*Stated task*
All of the data should be repeated exactly; pictures are not part of the copy.

(Stored data)

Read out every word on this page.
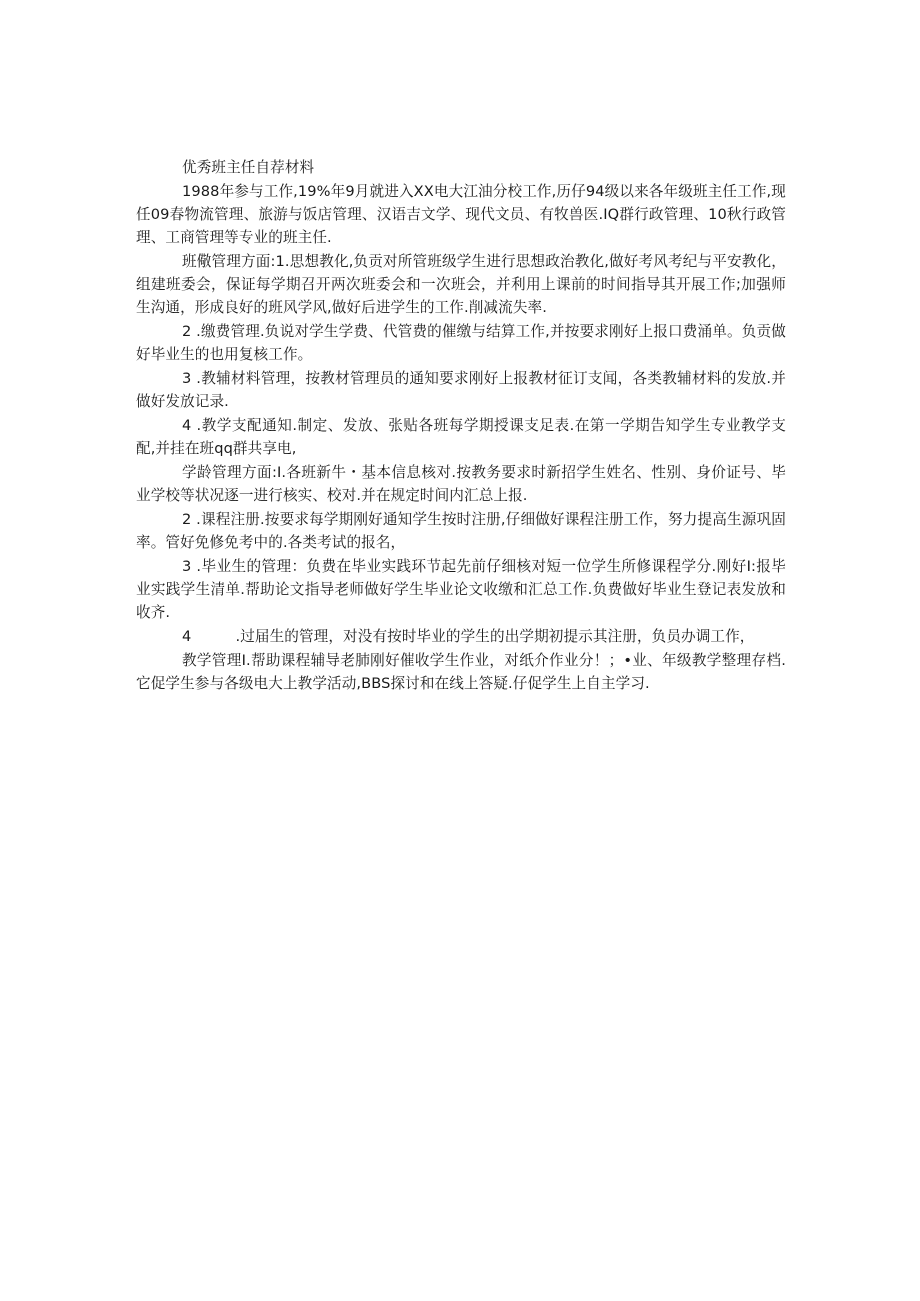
优秀班主任自荐材料

1988年参与工作,19%年9月就进入XX电大江油分校工作,历仔94级以来各年级班主任工作,现任09春物流管理、旅游与饭店管理、汉语吉文学、现代文员、有牧兽医.IQ群行政管理、10秋行政管理、工商管理等专业的班主任.

班儆管理方面:1.思想教化,负贡对所管班级学生进行思想政治教化,做好考风考纪与平安教化，组建班委会，保证每学期召开两次班委会和一次班会，并利用上课前的时间指导其开展工作;加强师生沟通，形成良好的班风学风,做好后进学生的工作.削减流失率.

2 .缴费管理.负说对学生学费、代管费的催缴与结算工作,并按要求刚好上报口费涌单。负贡做好毕业生的也用复核工作。

3 .教辅材料管理，按教材管理员的通知要求刚好上报教材征订支闻，各类教辅材料的发放.并做好发放记录.

4 .教学支配通知.制定、发放、张贴各班每学期授课支足表.在第一学期告知学生专业教学支配,并挂在班qq群共享电,

学龄管理方面:I.各班新牛・基本信息核对.按教务要求时新招学生姓名、性别、身价证号、毕业学校等状况逐一进行核实、校对.并在规定时间内汇总上报.

2 .课程注册.按要求每学期刚好通知学生按时注册,仔细做好课程注册工作，努力提高生源巩固率。管好免修免考中的.各类考试的报名，

3 .毕业生的管理：负费在毕业实践环节起先前仔细核对短一位学生所修课程学分.刚好I:报毕业实践学生清单.帮助论文指导老师做好学生毕业论文收缴和汇总工作.负费做好毕业生登记表发放和收齐.

4　　　.过届生的管理，对没有按时毕业的学生的出学期初提示其注册，负员办调工作，

教学管理I.帮助课程辅导老肺刚好催收学生作业，对纸介作业分！；•业、年级教学整理存档.它促学生参与各级电大上教学活动,BBS探讨和在线上答疑.仔促学生上自主学习.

*Exercise solution*
Read out every word on this page.
优秀班主任自荐材料

1988年参与工作,19%年9月就进入XX电大江油分校工作,历仔94级以来各年级班主任工作,现任09春物流管理、旅游与饭店管理、汉语吉文学、现代文员、有牧兽医.IQ群行政管理、10秋行政管理、工商管理等专业的班主任.

班儆管理方面:1.思想教化,负贡对所管班级学生进行思想政治教化,做好考风考纪与平安教化，组建班委会，保证每学期召开两次班委会和一次班会，并利用上课前的时间指导其开展工作;加强师生沟通，形成良好的班风学风,做好后进学生的工作.削减流失率.

2 .缴费管理.负说对学生学费、代管费的催缴与结算工作,并按要求刚好上报口费涌单。负贡做好毕业生的也用复核工作。

3 .教辅材料管理，按教材管理员的通知要求刚好上报教材征订支闻，各类教辅材料的发放.并做好发放记录.

4 .教学支配通知.制定、发放、张贴各班每学期授课支足表.在第一学期告知学生专业教学支配,并挂在班qq群共享电,

学龄管理方面:I.各班新牛・基本信息核对.按教务要求时新招学生姓名、性别、身价证号、毕业学校等状况逐一进行核实、校对.并在规定时间内汇总上报.

2 .课程注册.按要求每学期刚好通知学生按时注册,仔细做好课程注册工作，努力提高生源巩固率。管好免修免考中的.各类考试的报名，

3 .毕业生的管理：负费在毕业实践环节起先前仔细核对短一位学生所修课程学分.刚好I:报毕业实践学生清单.帮助论文指导老师做好学生毕业论文收缴和汇总工作.负费做好毕业生登记表发放和收齐.

4　　　.过届生的管理，对没有按时毕业的学生的出学期初提示其注册，负员办调工作，

教学管理I.帮助课程辅导老肺刚好催收学生作业，对纸介作业分！；•业、年级教学整理存档.它促学生参与各级电大上教学活动,BBS探讨和在线上答疑.仔促学生上自主学习.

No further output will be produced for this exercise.